* _简短任务_
请逐字抄写下方构建日志中从“Detected CUDA files, patching”开始、到“environment variable MAX_JOBS=N)”结束的部分。
------ 提供文本 ------
Detected CUDA files, patching ldflags
Emitting ninja build file /home/wangyh/.cache/torch_extensions/py310_cu117/fused_adam/build.ninja...
Building extension module fused_adam...
Allowing ninja to set a default number of workers... (overridable by setting the environment variable MAX_JOBS=N)
ninja: no work to do.
Loading extension module fused_adam...
Time to load fused_adam op: 0.0886220932006836 seconds
[2023-08-11 15:28:22,849] [INFO] [logging.py:96:log_dist] [Rank 0] Using DeepSpeed Optimizer param name adam as basic optimizer
......
------ 收集材料 ------
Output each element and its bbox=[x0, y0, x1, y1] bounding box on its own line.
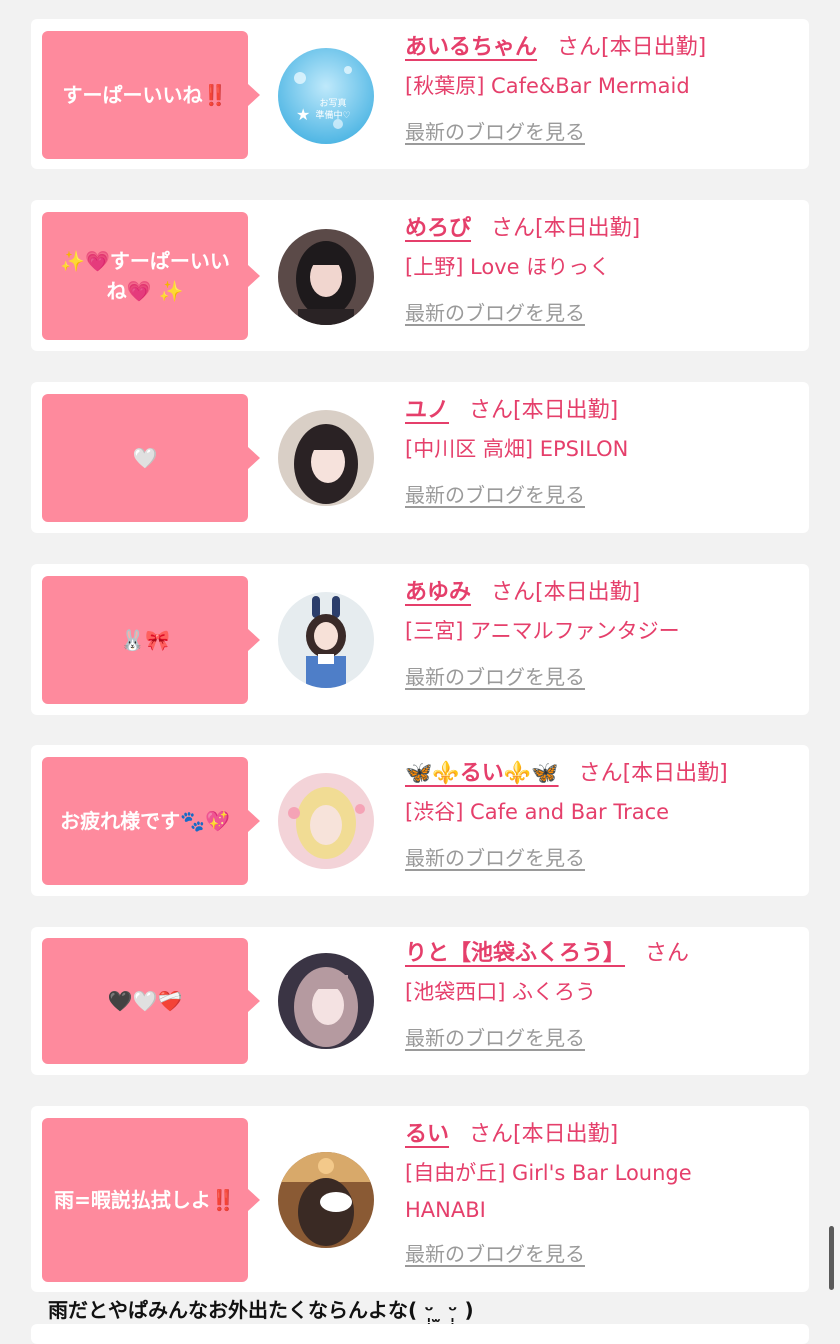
------
* _完成结果_
Detected CUDA files, patching ldflags
Emitting ninja build file /home/wangyh/.cache/torch_extensions/py310_cu117/fused_adam/build.ninja...
Building extension module fused_adam...
Allowing ninja to set a default number of workers... (overridable by setting the environment variable MAX_JOBS=N)